Will you extract the entries word for word? Images should not appear in the copy.

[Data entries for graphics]
---

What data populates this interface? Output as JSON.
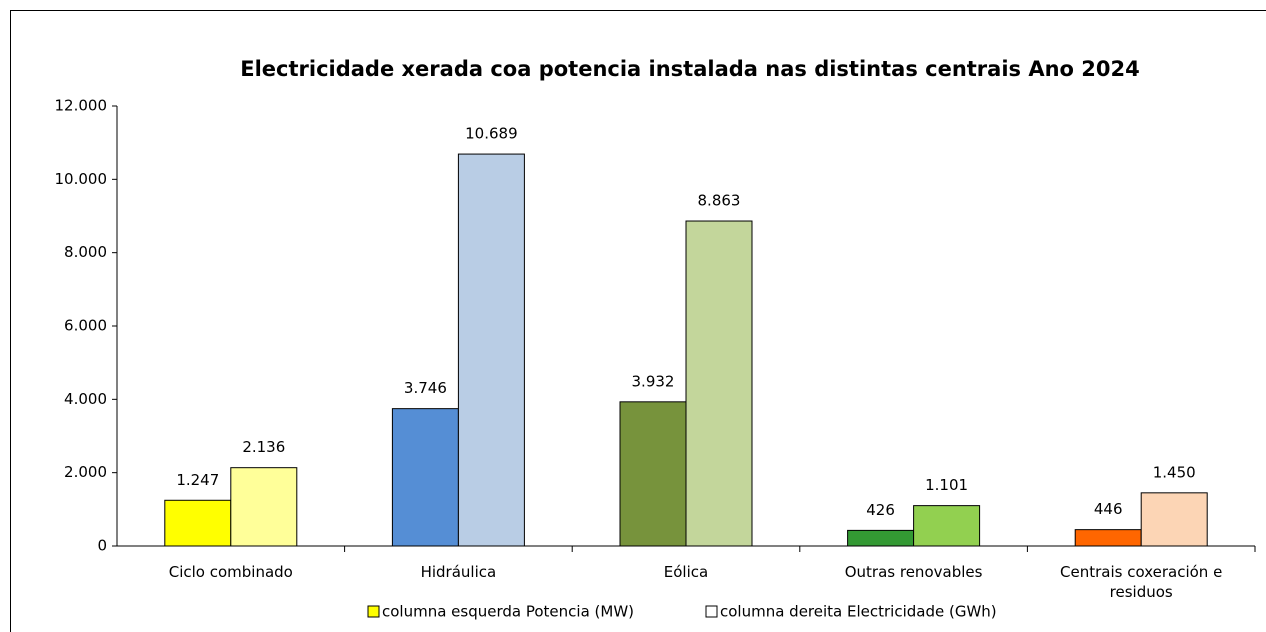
{
  "chart_data": {
    "type": "bar",
    "title": "Electricidade xerada coa potencia instalada nas distintas centrais Ano 2024",
    "categories": [
      "Ciclo combinado",
      "Hidráulica",
      "Eólica",
      "Outras renovables",
      "Centrais coxeración e residuos"
    ],
    "series": [
      {
        "name": "columna esquerda Potencia (MW)",
        "color": "#ffff00",
        "colors": [
          "#ffff00",
          "#558ed5",
          "#77933c",
          "#339933",
          "#ff6600"
        ],
        "values": [
          1247,
          3746,
          3932,
          426,
          446
        ],
        "value_labels": [
          "1.247",
          "3.746",
          "3.932",
          "426",
          "446"
        ]
      },
      {
        "name": "columna dereita Electricidade (GWh)",
        "color": "#ffffff",
        "colors": [
          "#ffff99",
          "#b9cde5",
          "#c3d69b",
          "#92d050",
          "#fcd5b5"
        ],
        "values": [
          2136,
          10689,
          8863,
          1101,
          1450
        ],
        "value_labels": [
          "2.136",
          "10.689",
          "8.863",
          "1.101",
          "1.450"
        ]
      }
    ],
    "ylim": [
      0,
      12000
    ],
    "yticks": [
      0,
      {
        "value": 2000,
        "label": "2.000"
      },
      {
        "value": 4000,
        "label": "4.000"
      },
      {
        "value": 6000,
        "label": "6.000"
      },
      {
        "value": 8000,
        "label": "8.000"
      },
      {
        "value": 10000,
        "label": "10.000"
      },
      {
        "value": 12000,
        "label": "12.000"
      }
    ],
    "grid": false
  }
}
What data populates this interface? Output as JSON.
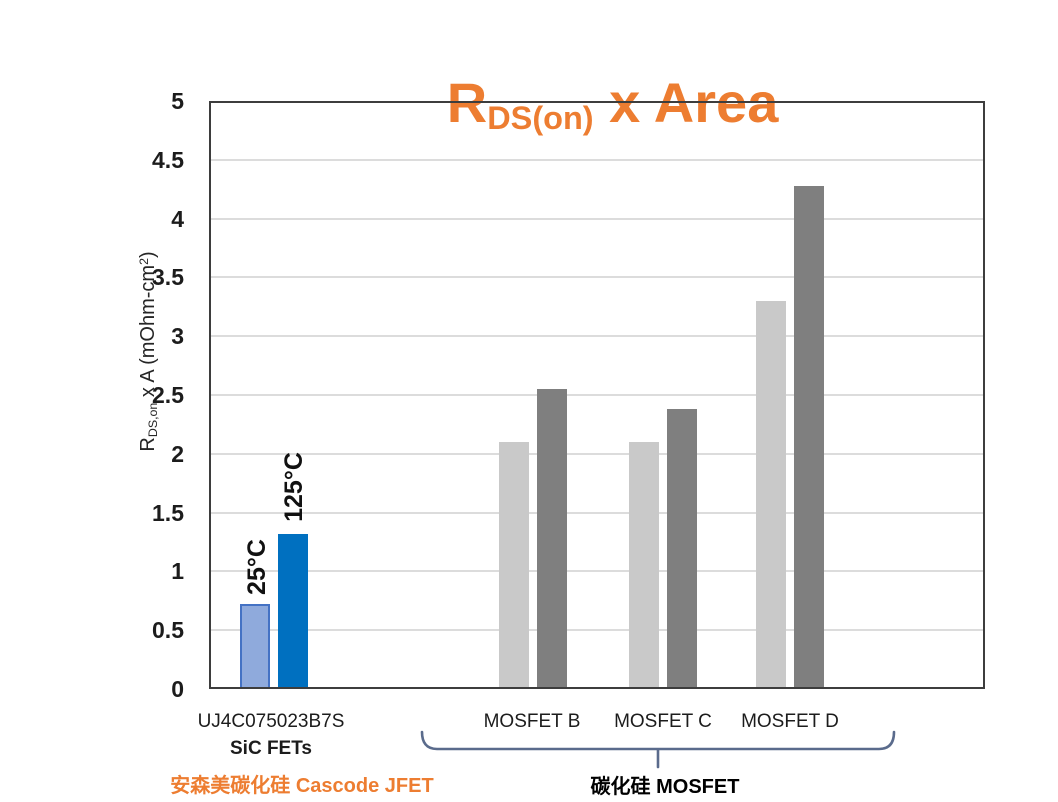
{
  "title": {
    "prefix": "R",
    "subscript": "DS(on)",
    "suffix": " x Area",
    "color": "#ED7D31"
  },
  "chart_data": {
    "type": "bar",
    "title": "R_DS(on) x Area",
    "ylabel": "R_DS,on x A (mOhm-cm2)",
    "ylabel_parts": {
      "prefix": "R",
      "subscript": "DS,on",
      "middle": " x A (mOhm-cm",
      "superscript": "2",
      "close": ")"
    },
    "ylim": [
      0,
      5
    ],
    "ytick_step": 0.5,
    "grid": "horizontal",
    "legend": "none",
    "categories": [
      "UJ4C075023B7S SiC FETs",
      "MOSFET B",
      "MOSFET C",
      "MOSFET D"
    ],
    "series": [
      {
        "name": "25°C",
        "values": [
          0.72,
          2.1,
          2.1,
          3.3
        ],
        "fills": [
          "#8FAADC",
          "#C9C9C9",
          "#C9C9C9",
          "#C9C9C9"
        ],
        "strokes": [
          "#4472C4",
          "none",
          "none",
          "none"
        ]
      },
      {
        "name": "125°C",
        "values": [
          1.32,
          2.55,
          2.38,
          4.28
        ],
        "fills": [
          "#0070C0",
          "#7F7F7F",
          "#7F7F7F",
          "#7F7F7F"
        ],
        "strokes": [
          "none",
          "none",
          "none",
          "none"
        ]
      }
    ]
  },
  "x_axis": {
    "group1_line1": "UJ4C075023B7S",
    "group1_line2": "SiC FETs",
    "label_b": "MOSFET B",
    "label_c": "MOSFET C",
    "label_d": "MOSFET D"
  },
  "annotations": {
    "jfet_note": "安森美碳化硅 Cascode JFET",
    "mosfet_note": "碳化硅 MOSFET",
    "orange_color": "#ED7D31",
    "brace_color": "#5A6B8C"
  },
  "colors": {
    "gridline": "#DCDCDC",
    "plot_border": "#3D3D3D",
    "light_blue": "#8FAADC",
    "blue_border": "#4472C4",
    "dark_blue": "#0070C0",
    "light_gray": "#C9C9C9",
    "dark_gray": "#7F7F7F"
  }
}
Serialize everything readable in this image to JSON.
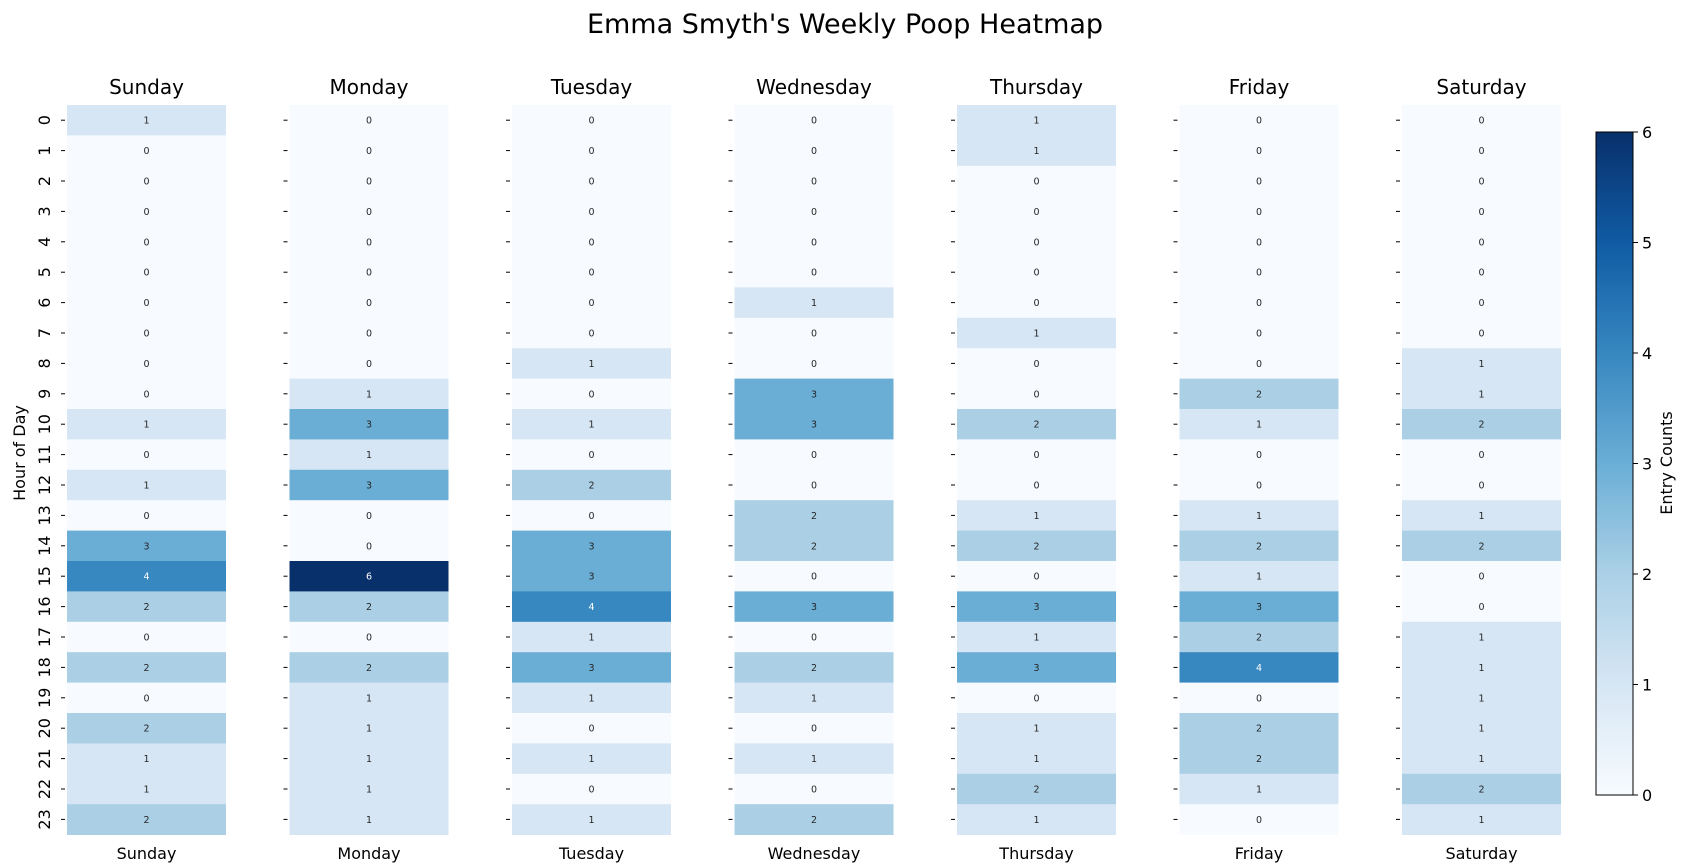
{
  "chart_data": {
    "type": "heatmap",
    "title": "Emma Smyth's Weekly Poop Heatmap",
    "ylabel": "Hour of Day",
    "colorbar": {
      "label": "Entry Counts",
      "range": [
        0,
        6
      ],
      "ticks": [
        "0",
        "1",
        "2",
        "3",
        "4",
        "5",
        "6"
      ],
      "colormap": "Blues",
      "position": "right"
    },
    "hours": [
      "0",
      "1",
      "2",
      "3",
      "4",
      "5",
      "6",
      "7",
      "8",
      "9",
      "10",
      "11",
      "12",
      "13",
      "14",
      "15",
      "16",
      "17",
      "18",
      "19",
      "20",
      "21",
      "22",
      "23"
    ],
    "panels": [
      {
        "day": "Sunday",
        "values": [
          1,
          0,
          0,
          0,
          0,
          0,
          0,
          0,
          0,
          0,
          1,
          0,
          1,
          0,
          3,
          4,
          2,
          0,
          2,
          0,
          2,
          1,
          1,
          2
        ]
      },
      {
        "day": "Monday",
        "values": [
          0,
          0,
          0,
          0,
          0,
          0,
          0,
          0,
          0,
          1,
          3,
          1,
          3,
          0,
          0,
          6,
          2,
          0,
          2,
          1,
          1,
          1,
          1,
          1
        ]
      },
      {
        "day": "Tuesday",
        "values": [
          0,
          0,
          0,
          0,
          0,
          0,
          0,
          0,
          1,
          0,
          1,
          0,
          2,
          0,
          3,
          3,
          4,
          1,
          3,
          1,
          0,
          1,
          0,
          1
        ]
      },
      {
        "day": "Wednesday",
        "values": [
          0,
          0,
          0,
          0,
          0,
          0,
          1,
          0,
          0,
          3,
          3,
          0,
          0,
          2,
          2,
          0,
          3,
          0,
          2,
          1,
          0,
          1,
          0,
          2
        ]
      },
      {
        "day": "Thursday",
        "values": [
          1,
          1,
          0,
          0,
          0,
          0,
          0,
          1,
          0,
          0,
          2,
          0,
          0,
          1,
          2,
          0,
          3,
          1,
          3,
          0,
          1,
          1,
          2,
          1
        ]
      },
      {
        "day": "Friday",
        "values": [
          0,
          0,
          0,
          0,
          0,
          0,
          0,
          0,
          0,
          2,
          1,
          0,
          0,
          1,
          2,
          1,
          3,
          2,
          4,
          0,
          2,
          2,
          1,
          0
        ]
      },
      {
        "day": "Saturday",
        "values": [
          0,
          0,
          0,
          0,
          0,
          0,
          0,
          0,
          1,
          1,
          2,
          0,
          0,
          1,
          2,
          0,
          0,
          1,
          1,
          1,
          1,
          1,
          2,
          1
        ]
      }
    ]
  }
}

---

Result:
What data populates this interface? Output as JSON.
{
  "chart_data": {
    "type": "bar",
    "title": "Electricidade xerada coa potencia instalada nas distintas centrais Ano 2024",
    "categories": [
      "Ciclo combinado",
      "Hidráulica",
      "Eólica",
      "Outras renovables",
      "Centrais coxeración e residuos"
    ],
    "series": [
      {
        "name": "columna esquerda Potencia (MW)",
        "color": "#ffff00",
        "colors": [
          "#ffff00",
          "#558ed5",
          "#77933c",
          "#339933",
          "#ff6600"
        ],
        "values": [
          1247,
          3746,
          3932,
          426,
          446
        ],
        "value_labels": [
          "1.247",
          "3.746",
          "3.932",
          "426",
          "446"
        ]
      },
      {
        "name": "columna dereita Electricidade (GWh)",
        "color": "#ffffff",
        "colors": [
          "#ffff99",
          "#b9cde5",
          "#c3d69b",
          "#92d050",
          "#fcd5b5"
        ],
        "values": [
          2136,
          10689,
          8863,
          1101,
          1450
        ],
        "value_labels": [
          "2.136",
          "10.689",
          "8.863",
          "1.101",
          "1.450"
        ]
      }
    ],
    "ylim": [
      0,
      12000
    ],
    "yticks": [
      0,
      {
        "value": 2000,
        "label": "2.000"
      },
      {
        "value": 4000,
        "label": "4.000"
      },
      {
        "value": 6000,
        "label": "6.000"
      },
      {
        "value": 8000,
        "label": "8.000"
      },
      {
        "value": 10000,
        "label": "10.000"
      },
      {
        "value": 12000,
        "label": "12.000"
      }
    ],
    "grid": false
  }
}
What data populates this interface? Output as JSON.
{
  "title": {
    "prefix": "R",
    "subscript": "DS(on)",
    "suffix": " x Area",
    "color": "#ED7D31"
  },
  "chart_data": {
    "type": "bar",
    "title": "R_DS(on) x Area",
    "ylabel": "R_DS,on x A (mOhm-cm2)",
    "ylabel_parts": {
      "prefix": "R",
      "subscript": "DS,on",
      "middle": " x A (mOhm-cm",
      "superscript": "2",
      "close": ")"
    },
    "ylim": [
      0,
      5
    ],
    "ytick_step": 0.5,
    "grid": "horizontal",
    "legend": "none",
    "categories": [
      "UJ4C075023B7S SiC FETs",
      "MOSFET B",
      "MOSFET C",
      "MOSFET D"
    ],
    "series": [
      {
        "name": "25°C",
        "values": [
          0.72,
          2.1,
          2.1,
          3.3
        ],
        "fills": [
          "#8FAADC",
          "#C9C9C9",
          "#C9C9C9",
          "#C9C9C9"
        ],
        "strokes": [
          "#4472C4",
          "none",
          "none",
          "none"
        ]
      },
      {
        "name": "125°C",
        "values": [
          1.32,
          2.55,
          2.38,
          4.28
        ],
        "fills": [
          "#0070C0",
          "#7F7F7F",
          "#7F7F7F",
          "#7F7F7F"
        ],
        "strokes": [
          "none",
          "none",
          "none",
          "none"
        ]
      }
    ]
  },
  "x_axis": {
    "group1_line1": "UJ4C075023B7S",
    "group1_line2": "SiC FETs",
    "label_b": "MOSFET B",
    "label_c": "MOSFET C",
    "label_d": "MOSFET D"
  },
  "annotations": {
    "jfet_note": "安森美碳化硅 Cascode JFET",
    "mosfet_note": "碳化硅 MOSFET",
    "orange_color": "#ED7D31",
    "brace_color": "#5A6B8C"
  },
  "colors": {
    "gridline": "#DCDCDC",
    "plot_border": "#3D3D3D",
    "light_blue": "#8FAADC",
    "blue_border": "#4472C4",
    "dark_blue": "#0070C0",
    "light_gray": "#C9C9C9",
    "dark_gray": "#7F7F7F"
  }
}
Serialize everything readable in this image to JSON.
{
  "chart_data": {
    "type": "heatmap",
    "title": "Emma Smyth's Weekly Poop Heatmap",
    "ylabel": "Hour of Day",
    "colorbar": {
      "label": "Entry Counts",
      "range": [
        0,
        6
      ],
      "ticks": [
        "0",
        "1",
        "2",
        "3",
        "4",
        "5",
        "6"
      ],
      "colormap": "Blues",
      "position": "right"
    },
    "hours": [
      "0",
      "1",
      "2",
      "3",
      "4",
      "5",
      "6",
      "7",
      "8",
      "9",
      "10",
      "11",
      "12",
      "13",
      "14",
      "15",
      "16",
      "17",
      "18",
      "19",
      "20",
      "21",
      "22",
      "23"
    ],
    "panels": [
      {
        "day": "Sunday",
        "values": [
          1,
          0,
          0,
          0,
          0,
          0,
          0,
          0,
          0,
          0,
          1,
          0,
          1,
          0,
          3,
          4,
          2,
          0,
          2,
          0,
          2,
          1,
          1,
          2
        ]
      },
      {
        "day": "Monday",
        "values": [
          0,
          0,
          0,
          0,
          0,
          0,
          0,
          0,
          0,
          1,
          3,
          1,
          3,
          0,
          0,
          6,
          2,
          0,
          2,
          1,
          1,
          1,
          1,
          1
        ]
      },
      {
        "day": "Tuesday",
        "values": [
          0,
          0,
          0,
          0,
          0,
          0,
          0,
          0,
          1,
          0,
          1,
          0,
          2,
          0,
          3,
          3,
          4,
          1,
          3,
          1,
          0,
          1,
          0,
          1
        ]
      },
      {
        "day": "Wednesday",
        "values": [
          0,
          0,
          0,
          0,
          0,
          0,
          1,
          0,
          0,
          3,
          3,
          0,
          0,
          2,
          2,
          0,
          3,
          0,
          2,
          1,
          0,
          1,
          0,
          2
        ]
      },
      {
        "day": "Thursday",
        "values": [
          1,
          1,
          0,
          0,
          0,
          0,
          0,
          1,
          0,
          0,
          2,
          0,
          0,
          1,
          2,
          0,
          3,
          1,
          3,
          0,
          1,
          1,
          2,
          1
        ]
      },
      {
        "day": "Friday",
        "values": [
          0,
          0,
          0,
          0,
          0,
          0,
          0,
          0,
          0,
          2,
          1,
          0,
          0,
          1,
          2,
          1,
          3,
          2,
          4,
          0,
          2,
          2,
          1,
          0
        ]
      },
      {
        "day": "Saturday",
        "values": [
          0,
          0,
          0,
          0,
          0,
          0,
          0,
          0,
          1,
          1,
          2,
          0,
          0,
          1,
          2,
          0,
          0,
          1,
          1,
          1,
          1,
          1,
          2,
          1
        ]
      }
    ]
  }
}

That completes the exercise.